## Aim of the task
Make an exact transcription of the material, leaving out all images.

## Records supplied

============================================================

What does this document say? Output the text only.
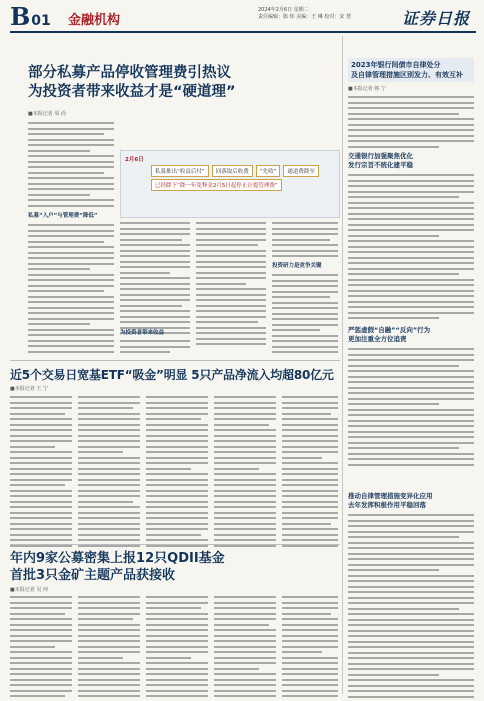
B 01 金融机构
2024年2月6日 星期二
责任编辑：陈 炜 美编：王 琳 校对：宋 慧	证券日报
部分私募产品停收管理费引热议
为投资者带来收益才是“硬道理”
■本报记者 周 尚
私募“入户”与管理费“降低”
2月6日
私募推出“收益后付”	回落取后收费	“先收”	通道费降至
已经降下“降一年免释金2月5日起停止计提管理费”
为投资者带来收益
投资研力是竞争关键
2023年银行间债市自律处分
及自律管理措施区别发力、有效互补
■本报记者 韩 宁
交通银行加强聚焦优化
发行宗旨不统化建平稳
严惩虚假“自融”“反向”行为
更加注重全方位追责
推动自律管理措施变异化应用
去年发挥积极作用平稳回落
近5个交易日宽基ETF“吸金”明显 5只产品净流入均超80亿元
■本报记者 王 宁
年内9家公募密集上报12只QDII基金
首批3只金矿主题产品获接收
■本报记者 吴 珂
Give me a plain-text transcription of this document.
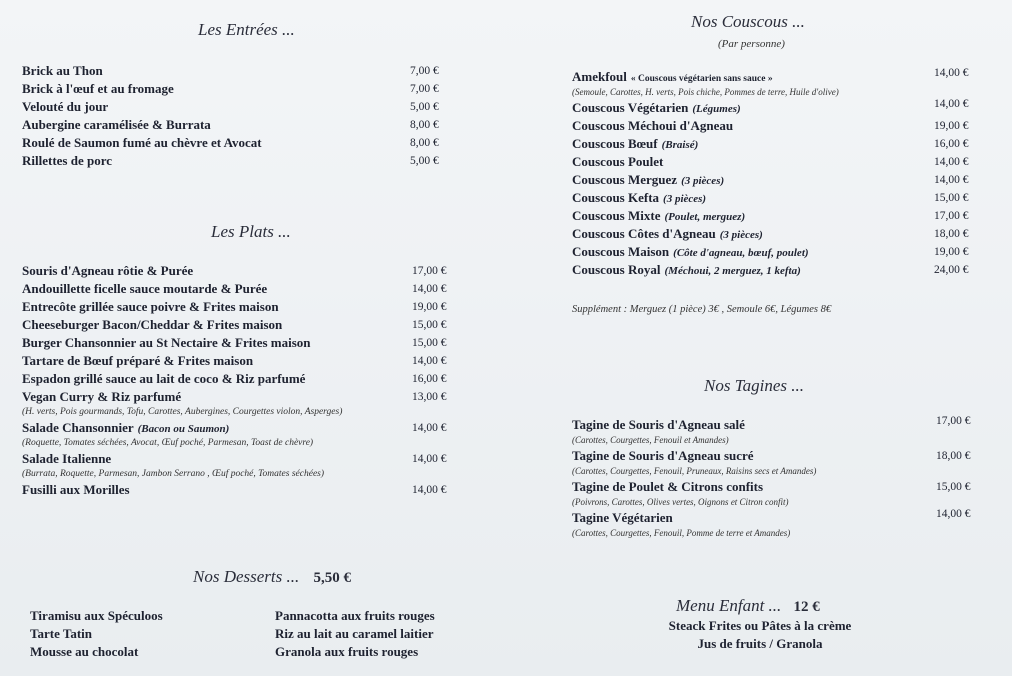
Les Entrées ...
Brick au Thon	7,00 €
Brick à l'œuf et au fromage	7,00 €
Velouté du jour	5,00 €
Aubergine caramélisée & Burrata	8,00 €
Roulé de Saumon fumé au chèvre et Avocat	8,00 €
Rillettes de porc	5,00 €
Les Plats ...
Souris d'Agneau rôtie & Purée	17,00 €
Andouillette ficelle sauce moutarde & Purée	14,00 €
Entrecôte grillée sauce poivre & Frites maison	19,00 €
Cheeseburger Bacon/Cheddar & Frites maison	15,00 €
Burger Chansonnier au St Nectaire & Frites maison	15,00 €
Tartare de Bœuf préparé & Frites maison	14,00 €
Espadon grillé sauce au lait de coco & Riz parfumé	16,00 €
Vegan Curry & Riz parfumé	13,00 €
(H. verts, Pois gourmands, Tofu, Carottes, Aubergines, Courgettes violon, Asperges)
Salade Chansonnier (Bacon ou Saumon)	14,00 €
(Roquette, Tomates séchées, Avocat, Œuf poché, Parmesan, Toast de chèvre)
Salade Italienne	14,00 €
(Burrata, Roquette, Parmesan, Jambon Serrano , Œuf poché, Tomates séchées)
Fusilli aux Morilles	14,00 €
Nos Desserts ... 5,50 €
Tiramisu aux Spéculoos
Tarte Tatin
Mousse au chocolat
Pannacotta aux fruits rouges
Riz au lait au caramel laitier
Granola aux fruits rouges
Nos Couscous ...
(Par personne)
Amekfoul « Couscous végétarien sans sauce »	14,00 €
(Semoule, Carottes, H. verts, Pois chiche, Pommes de terre, Huile d'olive)
Couscous Végétarien (Légumes)	14,00 €
Couscous Méchoui d'Agneau	19,00 €
Couscous Bœuf (Braisé)	16,00 €
Couscous Poulet	14,00 €
Couscous Merguez (3 pièces)	14,00 €
Couscous Kefta (3 pièces)	15,00 €
Couscous Mixte (Poulet, merguez)	17,00 €
Couscous Côtes d'Agneau (3 pièces)	18,00 €
Couscous Maison (Côte d'agneau, bœuf, poulet)	19,00 €
Couscous Royal (Méchoui, 2 merguez, 1 kefta)	24,00 €
Supplément : Merguez (1 pièce) 3€ , Semoule 6€, Légumes 8€
Nos Tagines ...
Tagine de Souris d'Agneau salé	17,00 €
(Carottes, Courgettes, Fenouil et Amandes)
Tagine de Souris d'Agneau sucré	18,00 €
(Carottes, Courgettes, Fenouil, Pruneaux, Raisins secs et Amandes)
Tagine de Poulet & Citrons confits	15,00 €
(Poivrons, Carottes, Olives vertes, Oignons et Citron confit)
Tagine Végétarien	14,00 €
(Carottes, Courgettes, Fenouil, Pomme de terre et Amandes)
Menu Enfant ... 12 €
Steack Frites ou Pâtes à la crème
Jus de fruits / Granola
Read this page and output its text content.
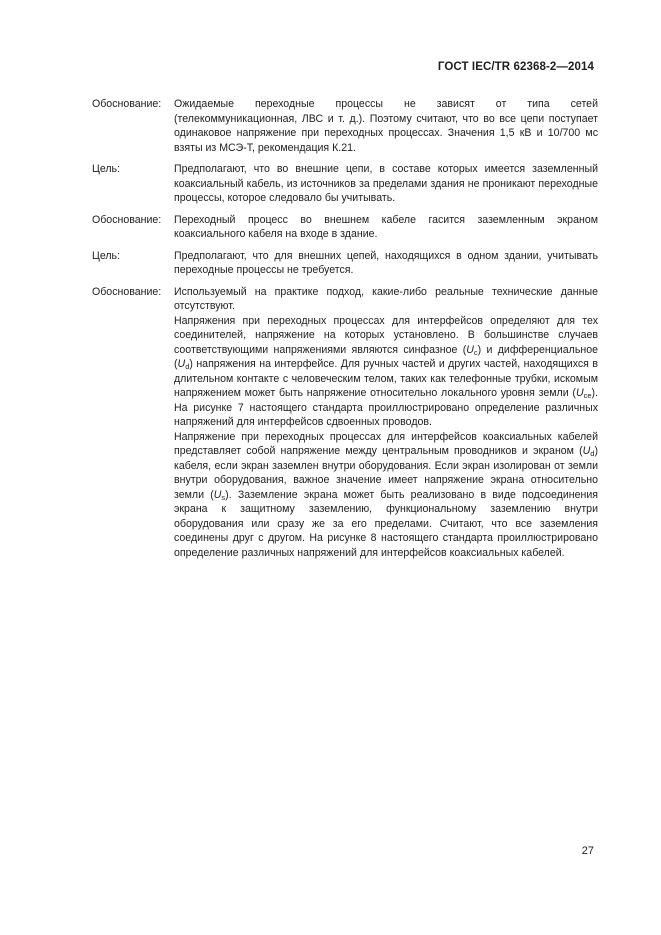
ГОСТ IEC/TR 62368-2—2014
Обоснование:	Ожидаемые переходные процессы не зависят от типа сетей (телекоммуникационная, ЛВС и т. д.). Поэтому считают, что во все цепи поступает одинаковое напряжение при переходных процессах. Значения 1,5 кВ и 10/700 мс взяты из МСЭ-Т, рекомендация К.21.
Цель:	Предполагают, что во внешние цепи, в составе которых имеется заземленный коаксиальный кабель, из источников за пределами здания не проникают переходные процессы, которое следовало бы учитывать.
Обоснование:	Переходный процесс во внешнем кабеле гасится заземленным экраном коаксиального кабеля на входе в здание.
Цель:	Предполагают, что для внешних цепей, находящихся в одном здании, учитывать переходные процессы не требуется.
Обоснование:	Используемый на практике подход, какие-либо реальные технические данные отсутствуют.

Напряжения при переходных процессах для интерфейсов определяют для тех соединителей, напряжение на которых установлено. В большинстве случаев соответствующими напряжениями являются синфазное $(U_c)$ и дифференциальное $(U_d)$ напряжения на интерфейсе. Для ручных частей и других частей, находящихся в длительном контакте с человеческим телом, таких как телефонные трубки, искомым напряжением может быть напряжение относительно локального уровня земли $(U_{ce})$. На рисунке 7 настоящего стандарта проиллюстрировано определение различных напряжений для интерфейсов сдвоенных проводов.

Напряжение при переходных процессах для интерфейсов коаксиальных кабелей представляет собой напряжение между центральным проводников и экраном $(U_d)$ кабеля, если экран заземлен внутри оборудования. Если экран изолирован от земли внутри оборудования, важное значение имеет напряжение экрана относительно земли $(U_s)$. Заземление экрана может быть реализовано в виде подсоединения экрана к защитному заземлению, функциональному заземлению внутри оборудования или сразу же за его пределами. Считают, что все заземления соединены друг с другом. На рисунке 8 настоящего стандарта проиллюстрировано определение различных напряжений для интерфейсов коаксиальных кабелей.

27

============================================================

## The output
What does this document say? Output the text only.
B 01 金融机构
2024年2月6日 星期二
责任编辑：陈 炜 美编：王 琳 校对：宋 慧	证券日报
部分私募产品停收管理费引热议
为投资者带来收益才是“硬道理”
■本报记者 周 尚
私募“入户”与管理费“降低”
2月6日
私募推出“收益后付”	回落取后收费	“先收”	通道费降至
已经降下“降一年免释金2月5日起停止计提管理费”
为投资者带来收益
投资研力是竞争关键
2023年银行间债市自律处分
及自律管理措施区别发力、有效互补
■本报记者 韩 宁
交通银行加强聚焦优化
发行宗旨不统化建平稳
严惩虚假“自融”“反向”行为
更加注重全方位追责
推动自律管理措施变异化应用
去年发挥积极作用平稳回落
近5个交易日宽基ETF“吸金”明显 5只产品净流入均超80亿元
■本报记者 王 宁
年内9家公募密集上报12只QDII基金
首批3只金矿主题产品获接收
■本报记者 吴 珂
Give me a plain-text transcription of this document.
Les Entrées ...
Brick au Thon	7,00 €
Brick à l'œuf et au fromage	7,00 €
Velouté du jour	5,00 €
Aubergine caramélisée & Burrata	8,00 €
Roulé de Saumon fumé au chèvre et Avocat	8,00 €
Rillettes de porc	5,00 €
Les Plats ...
Souris d'Agneau rôtie & Purée	17,00 €
Andouillette ficelle sauce moutarde & Purée	14,00 €
Entrecôte grillée sauce poivre & Frites maison	19,00 €
Cheeseburger Bacon/Cheddar & Frites maison	15,00 €
Burger Chansonnier au St Nectaire & Frites maison	15,00 €
Tartare de Bœuf préparé & Frites maison	14,00 €
Espadon grillé sauce au lait de coco & Riz parfumé	16,00 €
Vegan Curry & Riz parfumé	13,00 €
(H. verts, Pois gourmands, Tofu, Carottes, Aubergines, Courgettes violon, Asperges)
Salade Chansonnier (Bacon ou Saumon)	14,00 €
(Roquette, Tomates séchées, Avocat, Œuf poché, Parmesan, Toast de chèvre)
Salade Italienne	14,00 €
(Burrata, Roquette, Parmesan, Jambon Serrano , Œuf poché, Tomates séchées)
Fusilli aux Morilles	14,00 €
Nos Desserts ... 5,50 €
Tiramisu aux Spéculoos
Tarte Tatin
Mousse au chocolat
Pannacotta aux fruits rouges
Riz au lait au caramel laitier
Granola aux fruits rouges
Nos Couscous ...
(Par personne)
Amekfoul « Couscous végétarien sans sauce »	14,00 €
(Semoule, Carottes, H. verts, Pois chiche, Pommes de terre, Huile d'olive)
Couscous Végétarien (Légumes)	14,00 €
Couscous Méchoui d'Agneau	19,00 €
Couscous Bœuf (Braisé)	16,00 €
Couscous Poulet	14,00 €
Couscous Merguez (3 pièces)	14,00 €
Couscous Kefta (3 pièces)	15,00 €
Couscous Mixte (Poulet, merguez)	17,00 €
Couscous Côtes d'Agneau (3 pièces)	18,00 €
Couscous Maison (Côte d'agneau, bœuf, poulet)	19,00 €
Couscous Royal (Méchoui, 2 merguez, 1 kefta)	24,00 €
Supplément : Merguez (1 pièce) 3€ , Semoule 6€, Légumes 8€
Nos Tagines ...
Tagine de Souris d'Agneau salé	17,00 €
(Carottes, Courgettes, Fenouil et Amandes)
Tagine de Souris d'Agneau sucré	18,00 €
(Carottes, Courgettes, Fenouil, Pruneaux, Raisins secs et Amandes)
Tagine de Poulet & Citrons confits	15,00 €
(Poivrons, Carottes, Olives vertes, Oignons et Citron confit)
Tagine Végétarien	14,00 €
(Carottes, Courgettes, Fenouil, Pomme de terre et Amandes)
Menu Enfant ... 12 €
Steack Frites ou Pâtes à la crème
Jus de fruits / Granola
Read this page and output its text content.
ГОСТ IEC/TR 62368-2—2014
Обоснование:	Ожидаемые переходные процессы не зависят от типа сетей (телекоммуникационная, ЛВС и т. д.). Поэтому считают, что во все цепи поступает одинаковое напряжение при переходных процессах. Значения 1,5 кВ и 10/700 мс взяты из МСЭ-Т, рекомендация К.21.
Цель:	Предполагают, что во внешние цепи, в составе которых имеется заземленный коаксиальный кабель, из источников за пределами здания не проникают переходные процессы, которое следовало бы учитывать.
Обоснование:	Переходный процесс во внешнем кабеле гасится заземленным экраном коаксиального кабеля на входе в здание.
Цель:	Предполагают, что для внешних цепей, находящихся в одном здании, учитывать переходные процессы не требуется.
Обоснование:	Используемый на практике подход, какие-либо реальные технические данные отсутствуют.

Напряжения при переходных процессах для интерфейсов определяют для тех соединителей, напряжение на которых установлено. В большинстве случаев соответствующими напряжениями являются синфазное $(U_c)$ и дифференциальное $(U_d)$ напряжения на интерфейсе. Для ручных частей и других частей, находящихся в длительном контакте с человеческим телом, таких как телефонные трубки, искомым напряжением может быть напряжение относительно локального уровня земли $(U_{ce})$. На рисунке 7 настоящего стандарта проиллюстрировано определение различных напряжений для интерфейсов сдвоенных проводов.

Напряжение при переходных процессах для интерфейсов коаксиальных кабелей представляет собой напряжение между центральным проводников и экраном $(U_d)$ кабеля, если экран заземлен внутри оборудования. Если экран изолирован от земли внутри оборудования, важное значение имеет напряжение экрана относительно земли $(U_s)$. Заземление экрана может быть реализовано в виде подсоединения экрана к защитному заземлению, функциональному заземлению внутри оборудования или сразу же за его пределами. Считают, что все заземления соединены друг с другом. На рисунке 8 настоящего стандарта проиллюстрировано определение различных напряжений для интерфейсов коаксиальных кабелей.

27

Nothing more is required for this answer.